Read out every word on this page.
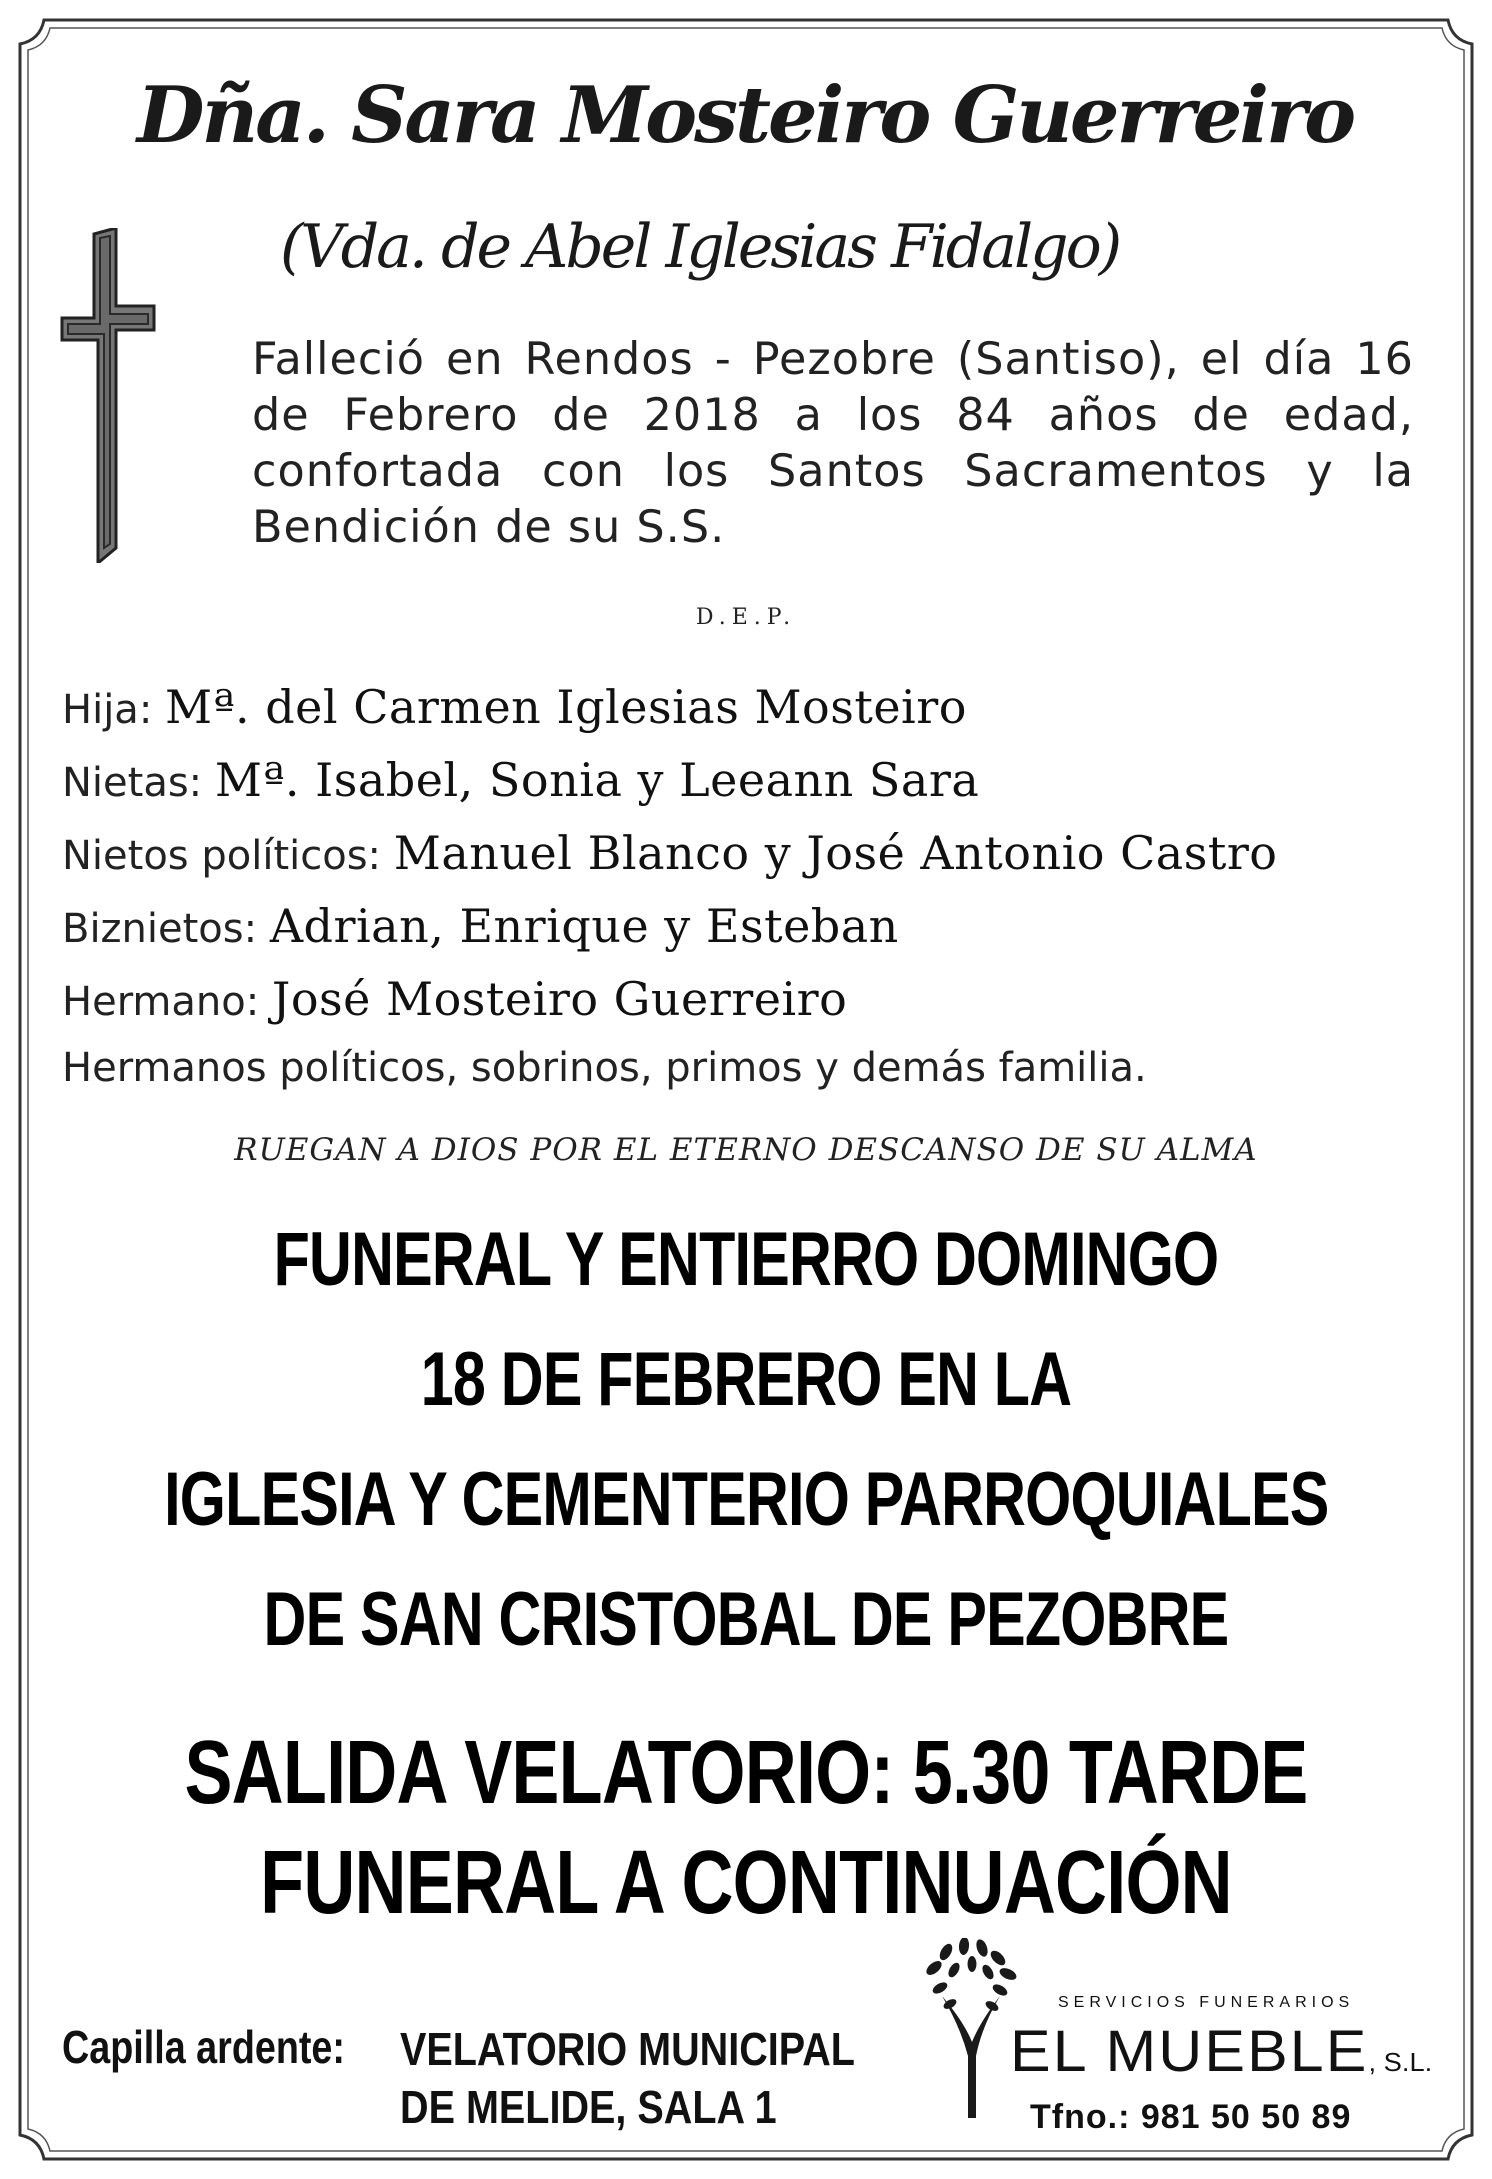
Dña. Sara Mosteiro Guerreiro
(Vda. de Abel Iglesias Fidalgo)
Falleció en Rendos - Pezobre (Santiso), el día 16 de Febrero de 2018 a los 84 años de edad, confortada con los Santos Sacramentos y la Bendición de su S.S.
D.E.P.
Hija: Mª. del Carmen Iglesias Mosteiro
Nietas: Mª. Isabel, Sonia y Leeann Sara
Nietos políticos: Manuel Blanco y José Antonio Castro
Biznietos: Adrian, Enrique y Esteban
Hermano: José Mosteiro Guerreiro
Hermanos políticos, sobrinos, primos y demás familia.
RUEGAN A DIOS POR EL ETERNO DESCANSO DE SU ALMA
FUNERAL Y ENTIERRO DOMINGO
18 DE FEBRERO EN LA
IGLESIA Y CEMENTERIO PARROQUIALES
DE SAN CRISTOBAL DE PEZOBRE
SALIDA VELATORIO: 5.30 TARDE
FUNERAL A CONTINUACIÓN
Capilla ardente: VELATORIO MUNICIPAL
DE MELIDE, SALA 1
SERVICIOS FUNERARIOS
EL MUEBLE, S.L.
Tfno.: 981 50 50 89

┄┄┄┄┄┄┄┄┄┄

TASK DIRECTIONS
Transcribe the records verbatim and omit the images.

OUTPUT FOR THIS EXERCISE
Read out every word on this page.
Dña. Sara Mosteiro Guerreiro
(Vda. de Abel Iglesias Fidalgo)
Falleció en Rendos - Pezobre (Santiso), el día 16 de Febrero de 2018 a los 84 años de edad, confortada con los Santos Sacramentos y la Bendición de su S.S.
D.E.P.
Hija: Mª. del Carmen Iglesias Mosteiro
Nietas: Mª. Isabel, Sonia y Leeann Sara
Nietos políticos: Manuel Blanco y José Antonio Castro
Biznietos: Adrian, Enrique y Esteban
Hermano: José Mosteiro Guerreiro
Hermanos políticos, sobrinos, primos y demás familia.
RUEGAN A DIOS POR EL ETERNO DESCANSO DE SU ALMA
FUNERAL Y ENTIERRO DOMINGO
18 DE FEBRERO EN LA
IGLESIA Y CEMENTERIO PARROQUIALES
DE SAN CRISTOBAL DE PEZOBRE
SALIDA VELATORIO: 5.30 TARDE
FUNERAL A CONTINUACIÓN
Capilla ardente: VELATORIO MUNICIPAL
DE MELIDE, SALA 1
SERVICIOS FUNERARIOS
EL MUEBLE, S.L.
Tfno.: 981 50 50 89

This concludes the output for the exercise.